- Written request
Only a number is wanted: how many lines in these records contain the word "Downloads"?

-- start --

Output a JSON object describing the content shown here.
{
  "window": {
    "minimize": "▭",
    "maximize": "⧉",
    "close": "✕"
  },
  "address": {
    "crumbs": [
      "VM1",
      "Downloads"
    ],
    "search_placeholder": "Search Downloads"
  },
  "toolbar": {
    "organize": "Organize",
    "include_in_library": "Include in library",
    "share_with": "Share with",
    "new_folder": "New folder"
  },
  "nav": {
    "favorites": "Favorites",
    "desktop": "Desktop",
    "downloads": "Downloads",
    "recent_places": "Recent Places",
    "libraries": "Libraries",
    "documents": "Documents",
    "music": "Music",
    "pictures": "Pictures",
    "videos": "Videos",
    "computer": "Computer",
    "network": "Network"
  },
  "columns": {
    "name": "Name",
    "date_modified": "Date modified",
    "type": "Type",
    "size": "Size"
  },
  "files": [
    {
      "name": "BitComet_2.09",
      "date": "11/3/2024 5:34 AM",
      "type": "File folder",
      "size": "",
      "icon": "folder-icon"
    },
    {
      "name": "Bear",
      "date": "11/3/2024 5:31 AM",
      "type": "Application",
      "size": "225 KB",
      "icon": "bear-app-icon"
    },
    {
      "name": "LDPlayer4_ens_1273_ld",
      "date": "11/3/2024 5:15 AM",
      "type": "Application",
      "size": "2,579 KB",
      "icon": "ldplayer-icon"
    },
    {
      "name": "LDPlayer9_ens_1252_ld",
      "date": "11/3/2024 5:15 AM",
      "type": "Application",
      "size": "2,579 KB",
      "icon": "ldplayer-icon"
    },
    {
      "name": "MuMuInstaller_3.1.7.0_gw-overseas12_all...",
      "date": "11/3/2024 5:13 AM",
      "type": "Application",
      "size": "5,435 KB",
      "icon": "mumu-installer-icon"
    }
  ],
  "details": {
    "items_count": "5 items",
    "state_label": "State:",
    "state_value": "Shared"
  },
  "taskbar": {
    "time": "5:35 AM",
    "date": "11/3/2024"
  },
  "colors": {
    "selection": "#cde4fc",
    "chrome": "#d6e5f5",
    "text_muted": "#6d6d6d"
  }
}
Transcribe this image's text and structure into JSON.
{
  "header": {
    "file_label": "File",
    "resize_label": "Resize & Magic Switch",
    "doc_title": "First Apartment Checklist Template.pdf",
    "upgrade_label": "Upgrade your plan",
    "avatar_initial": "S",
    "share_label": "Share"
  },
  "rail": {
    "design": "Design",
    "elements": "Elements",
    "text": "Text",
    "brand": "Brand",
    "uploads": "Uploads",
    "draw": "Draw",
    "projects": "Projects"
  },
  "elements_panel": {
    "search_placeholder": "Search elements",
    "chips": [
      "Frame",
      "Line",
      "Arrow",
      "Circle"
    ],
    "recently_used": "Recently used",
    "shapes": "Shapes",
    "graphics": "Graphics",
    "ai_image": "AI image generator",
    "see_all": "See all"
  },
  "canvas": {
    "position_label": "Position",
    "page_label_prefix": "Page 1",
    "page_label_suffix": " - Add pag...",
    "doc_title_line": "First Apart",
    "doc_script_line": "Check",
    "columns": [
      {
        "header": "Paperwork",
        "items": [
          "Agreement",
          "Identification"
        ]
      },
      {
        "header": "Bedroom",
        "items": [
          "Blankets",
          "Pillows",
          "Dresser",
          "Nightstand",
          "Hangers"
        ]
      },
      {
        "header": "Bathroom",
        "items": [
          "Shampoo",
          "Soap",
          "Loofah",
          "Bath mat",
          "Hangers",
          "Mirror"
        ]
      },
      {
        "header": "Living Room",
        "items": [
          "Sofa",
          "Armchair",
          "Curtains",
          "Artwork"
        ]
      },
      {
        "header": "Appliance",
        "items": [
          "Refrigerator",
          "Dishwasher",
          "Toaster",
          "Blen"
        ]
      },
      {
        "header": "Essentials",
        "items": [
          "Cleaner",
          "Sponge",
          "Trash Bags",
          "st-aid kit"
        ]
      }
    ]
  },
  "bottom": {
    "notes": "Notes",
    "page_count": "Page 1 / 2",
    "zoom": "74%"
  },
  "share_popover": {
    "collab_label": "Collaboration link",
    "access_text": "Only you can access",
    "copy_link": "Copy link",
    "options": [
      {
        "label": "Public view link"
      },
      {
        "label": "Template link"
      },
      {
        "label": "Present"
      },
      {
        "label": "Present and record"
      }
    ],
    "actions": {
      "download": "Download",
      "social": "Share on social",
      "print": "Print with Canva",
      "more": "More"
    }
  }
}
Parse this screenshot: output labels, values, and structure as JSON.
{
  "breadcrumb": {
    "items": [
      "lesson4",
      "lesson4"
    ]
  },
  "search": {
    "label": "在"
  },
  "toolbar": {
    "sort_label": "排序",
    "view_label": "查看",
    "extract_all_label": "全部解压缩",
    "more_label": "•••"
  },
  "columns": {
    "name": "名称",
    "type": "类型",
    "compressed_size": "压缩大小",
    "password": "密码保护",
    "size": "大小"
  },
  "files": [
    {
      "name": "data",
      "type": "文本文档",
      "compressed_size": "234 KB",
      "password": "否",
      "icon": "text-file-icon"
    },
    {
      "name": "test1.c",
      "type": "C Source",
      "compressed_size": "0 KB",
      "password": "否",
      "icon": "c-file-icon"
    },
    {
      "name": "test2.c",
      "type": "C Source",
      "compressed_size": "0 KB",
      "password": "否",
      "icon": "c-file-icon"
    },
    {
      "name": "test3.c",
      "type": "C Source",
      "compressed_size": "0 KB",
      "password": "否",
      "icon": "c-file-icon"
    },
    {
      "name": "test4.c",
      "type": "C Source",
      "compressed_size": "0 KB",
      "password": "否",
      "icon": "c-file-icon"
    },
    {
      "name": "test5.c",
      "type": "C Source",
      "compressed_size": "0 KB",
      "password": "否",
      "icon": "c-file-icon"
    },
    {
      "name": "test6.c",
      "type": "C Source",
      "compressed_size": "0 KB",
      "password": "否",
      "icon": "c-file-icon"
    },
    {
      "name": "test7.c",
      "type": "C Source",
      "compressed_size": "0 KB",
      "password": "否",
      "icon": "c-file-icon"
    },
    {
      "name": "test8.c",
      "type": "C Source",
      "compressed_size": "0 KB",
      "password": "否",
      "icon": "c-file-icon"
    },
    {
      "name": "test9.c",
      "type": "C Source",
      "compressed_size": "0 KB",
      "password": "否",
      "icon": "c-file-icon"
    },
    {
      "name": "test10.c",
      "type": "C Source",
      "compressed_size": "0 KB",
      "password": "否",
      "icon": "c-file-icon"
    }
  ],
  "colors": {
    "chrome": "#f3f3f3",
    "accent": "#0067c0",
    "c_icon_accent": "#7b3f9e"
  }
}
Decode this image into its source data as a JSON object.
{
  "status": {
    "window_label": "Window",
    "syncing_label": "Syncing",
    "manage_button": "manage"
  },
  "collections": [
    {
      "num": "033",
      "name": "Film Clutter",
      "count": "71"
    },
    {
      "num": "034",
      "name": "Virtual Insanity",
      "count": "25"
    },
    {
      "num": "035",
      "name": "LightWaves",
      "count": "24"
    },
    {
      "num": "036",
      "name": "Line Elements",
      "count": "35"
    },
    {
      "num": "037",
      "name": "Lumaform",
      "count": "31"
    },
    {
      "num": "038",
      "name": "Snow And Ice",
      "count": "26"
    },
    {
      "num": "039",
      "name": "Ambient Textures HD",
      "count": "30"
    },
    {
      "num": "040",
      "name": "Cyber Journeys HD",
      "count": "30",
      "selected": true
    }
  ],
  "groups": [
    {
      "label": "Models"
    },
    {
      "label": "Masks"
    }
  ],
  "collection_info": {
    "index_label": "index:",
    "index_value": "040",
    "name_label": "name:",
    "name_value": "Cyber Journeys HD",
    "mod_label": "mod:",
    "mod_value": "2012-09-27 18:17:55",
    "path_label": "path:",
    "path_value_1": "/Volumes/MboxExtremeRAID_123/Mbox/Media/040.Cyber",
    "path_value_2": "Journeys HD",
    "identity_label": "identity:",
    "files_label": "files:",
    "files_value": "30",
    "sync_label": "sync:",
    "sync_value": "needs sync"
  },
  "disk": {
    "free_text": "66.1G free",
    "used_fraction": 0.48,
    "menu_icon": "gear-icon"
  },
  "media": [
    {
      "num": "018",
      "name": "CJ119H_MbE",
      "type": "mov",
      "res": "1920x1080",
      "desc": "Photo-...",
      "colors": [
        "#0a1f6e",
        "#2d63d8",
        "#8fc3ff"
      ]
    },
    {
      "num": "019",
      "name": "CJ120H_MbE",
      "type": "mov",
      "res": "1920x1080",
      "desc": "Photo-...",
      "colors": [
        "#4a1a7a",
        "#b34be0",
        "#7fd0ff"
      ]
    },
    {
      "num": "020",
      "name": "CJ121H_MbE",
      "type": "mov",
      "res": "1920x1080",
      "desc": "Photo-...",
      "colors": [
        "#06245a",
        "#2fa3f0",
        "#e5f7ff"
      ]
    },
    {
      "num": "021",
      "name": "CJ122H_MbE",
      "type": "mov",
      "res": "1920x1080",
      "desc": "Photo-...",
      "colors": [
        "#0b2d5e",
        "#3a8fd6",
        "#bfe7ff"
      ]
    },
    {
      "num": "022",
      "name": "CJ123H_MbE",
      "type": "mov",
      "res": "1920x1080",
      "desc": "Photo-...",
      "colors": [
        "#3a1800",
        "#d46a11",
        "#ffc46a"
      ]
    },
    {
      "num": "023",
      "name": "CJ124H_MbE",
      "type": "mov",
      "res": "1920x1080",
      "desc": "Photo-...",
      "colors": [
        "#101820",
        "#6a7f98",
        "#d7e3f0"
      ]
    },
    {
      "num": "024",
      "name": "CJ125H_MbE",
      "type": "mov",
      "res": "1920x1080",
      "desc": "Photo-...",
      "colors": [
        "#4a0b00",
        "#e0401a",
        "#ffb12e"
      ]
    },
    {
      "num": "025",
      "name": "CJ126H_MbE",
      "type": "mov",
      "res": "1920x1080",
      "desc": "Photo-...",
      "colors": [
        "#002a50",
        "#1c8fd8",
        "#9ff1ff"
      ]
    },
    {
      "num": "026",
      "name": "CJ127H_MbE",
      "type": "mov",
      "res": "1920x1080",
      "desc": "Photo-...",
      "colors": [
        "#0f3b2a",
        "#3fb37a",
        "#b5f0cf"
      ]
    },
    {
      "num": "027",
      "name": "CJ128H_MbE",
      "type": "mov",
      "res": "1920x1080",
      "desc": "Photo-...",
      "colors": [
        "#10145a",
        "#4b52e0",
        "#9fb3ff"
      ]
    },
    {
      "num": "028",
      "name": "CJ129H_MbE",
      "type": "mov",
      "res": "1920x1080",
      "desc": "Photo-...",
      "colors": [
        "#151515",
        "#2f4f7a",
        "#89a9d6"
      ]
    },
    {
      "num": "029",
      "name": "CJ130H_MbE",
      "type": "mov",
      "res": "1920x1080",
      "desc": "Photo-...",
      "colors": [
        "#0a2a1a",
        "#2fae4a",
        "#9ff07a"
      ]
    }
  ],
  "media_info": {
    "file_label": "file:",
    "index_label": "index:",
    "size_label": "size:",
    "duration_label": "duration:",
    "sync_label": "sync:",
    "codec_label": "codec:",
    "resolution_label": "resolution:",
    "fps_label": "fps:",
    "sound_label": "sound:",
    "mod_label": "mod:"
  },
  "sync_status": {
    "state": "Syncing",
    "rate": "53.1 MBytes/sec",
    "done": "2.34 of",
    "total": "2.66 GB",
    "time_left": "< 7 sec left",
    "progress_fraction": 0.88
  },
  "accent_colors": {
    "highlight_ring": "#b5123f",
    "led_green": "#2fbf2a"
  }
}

-- end --

- Task response
3